> [DATA ROWS]

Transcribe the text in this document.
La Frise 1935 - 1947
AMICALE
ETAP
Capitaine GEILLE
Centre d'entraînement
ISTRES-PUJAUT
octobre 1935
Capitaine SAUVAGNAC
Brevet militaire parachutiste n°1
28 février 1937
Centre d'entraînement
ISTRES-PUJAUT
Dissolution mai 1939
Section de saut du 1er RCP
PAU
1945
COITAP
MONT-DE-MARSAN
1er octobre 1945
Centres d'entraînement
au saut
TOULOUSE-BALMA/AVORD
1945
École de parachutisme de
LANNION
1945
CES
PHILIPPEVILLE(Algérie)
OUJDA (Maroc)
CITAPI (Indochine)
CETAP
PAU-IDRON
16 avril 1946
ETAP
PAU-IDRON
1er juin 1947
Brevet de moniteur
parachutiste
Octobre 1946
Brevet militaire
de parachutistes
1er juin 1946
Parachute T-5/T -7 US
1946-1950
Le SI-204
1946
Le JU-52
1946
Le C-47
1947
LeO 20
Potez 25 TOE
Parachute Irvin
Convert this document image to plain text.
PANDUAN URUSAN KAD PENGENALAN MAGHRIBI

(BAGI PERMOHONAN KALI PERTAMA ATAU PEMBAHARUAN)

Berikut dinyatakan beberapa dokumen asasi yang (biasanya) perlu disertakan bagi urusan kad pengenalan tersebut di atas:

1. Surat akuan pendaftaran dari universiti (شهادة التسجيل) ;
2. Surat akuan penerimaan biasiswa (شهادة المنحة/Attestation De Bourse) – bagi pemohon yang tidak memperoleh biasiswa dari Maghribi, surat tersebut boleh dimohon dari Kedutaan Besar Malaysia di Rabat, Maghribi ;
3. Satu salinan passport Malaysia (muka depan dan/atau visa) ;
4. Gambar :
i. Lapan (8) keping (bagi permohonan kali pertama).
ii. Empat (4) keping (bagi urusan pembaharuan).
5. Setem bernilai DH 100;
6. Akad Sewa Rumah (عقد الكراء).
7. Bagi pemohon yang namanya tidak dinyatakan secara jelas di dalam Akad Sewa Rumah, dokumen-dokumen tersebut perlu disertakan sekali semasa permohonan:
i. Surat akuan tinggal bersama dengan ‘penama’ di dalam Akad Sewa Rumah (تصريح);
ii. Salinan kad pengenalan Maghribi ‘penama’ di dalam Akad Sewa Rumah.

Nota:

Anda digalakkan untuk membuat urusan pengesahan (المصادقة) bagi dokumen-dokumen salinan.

> [PROBLEM DESCRIPTION]
Repeat all the records. Match each line exactly.

> [SOLVED PROBLEM]
Transcribe the text in this document.
La Frise 1935 - 1947
AMICALE
ETAP
Capitaine GEILLE
Centre d'entraînement
ISTRES-PUJAUT
octobre 1935
Capitaine SAUVAGNAC
Brevet militaire parachutiste n°1
28 février 1937
Centre d'entraînement
ISTRES-PUJAUT
Dissolution mai 1939
Section de saut du 1er RCP
PAU
1945
COITAP
MONT-DE-MARSAN
1er octobre 1945
Centres d'entraînement
au saut
TOULOUSE-BALMA/AVORD
1945
École de parachutisme de
LANNION
1945
CES
PHILIPPEVILLE(Algérie)
OUJDA (Maroc)
CITAPI (Indochine)
CETAP
PAU-IDRON
16 avril 1946
ETAP
PAU-IDRON
1er juin 1947
Brevet de moniteur
parachutiste
Octobre 1946
Brevet militaire
de parachutistes
1er juin 1946
Parachute T-5/T -7 US
1946-1950
Le SI-204
1946
Le JU-52
1946
Le C-47
1947
LeO 20
Potez 25 TOE
Parachute Irvin
Convert this document image to plain text.
PANDUAN URUSAN KAD PENGENALAN MAGHRIBI

(BAGI PERMOHONAN KALI PERTAMA ATAU PEMBAHARUAN)

Berikut dinyatakan beberapa dokumen asasi yang (biasanya) perlu disertakan bagi urusan kad pengenalan tersebut di atas:

1. Surat akuan pendaftaran dari universiti (شهادة التسجيل) ;
2. Surat akuan penerimaan biasiswa (شهادة المنحة/Attestation De Bourse) – bagi pemohon yang tidak memperoleh biasiswa dari Maghribi, surat tersebut boleh dimohon dari Kedutaan Besar Malaysia di Rabat, Maghribi ;
3. Satu salinan passport Malaysia (muka depan dan/atau visa) ;
4. Gambar :
i. Lapan (8) keping (bagi permohonan kali pertama).
ii. Empat (4) keping (bagi urusan pembaharuan).
5. Setem bernilai DH 100;
6. Akad Sewa Rumah (عقد الكراء).
7. Bagi pemohon yang namanya tidak dinyatakan secara jelas di dalam Akad Sewa Rumah, dokumen-dokumen tersebut perlu disertakan sekali semasa permohonan:
i. Surat akuan tinggal bersama dengan ‘penama’ di dalam Akad Sewa Rumah (تصريح);
ii. Salinan kad pengenalan Maghribi ‘penama’ di dalam Akad Sewa Rumah.

Nota:

Anda digalakkan untuk membuat urusan pengesahan (المصادقة) bagi dokumen-dokumen salinan.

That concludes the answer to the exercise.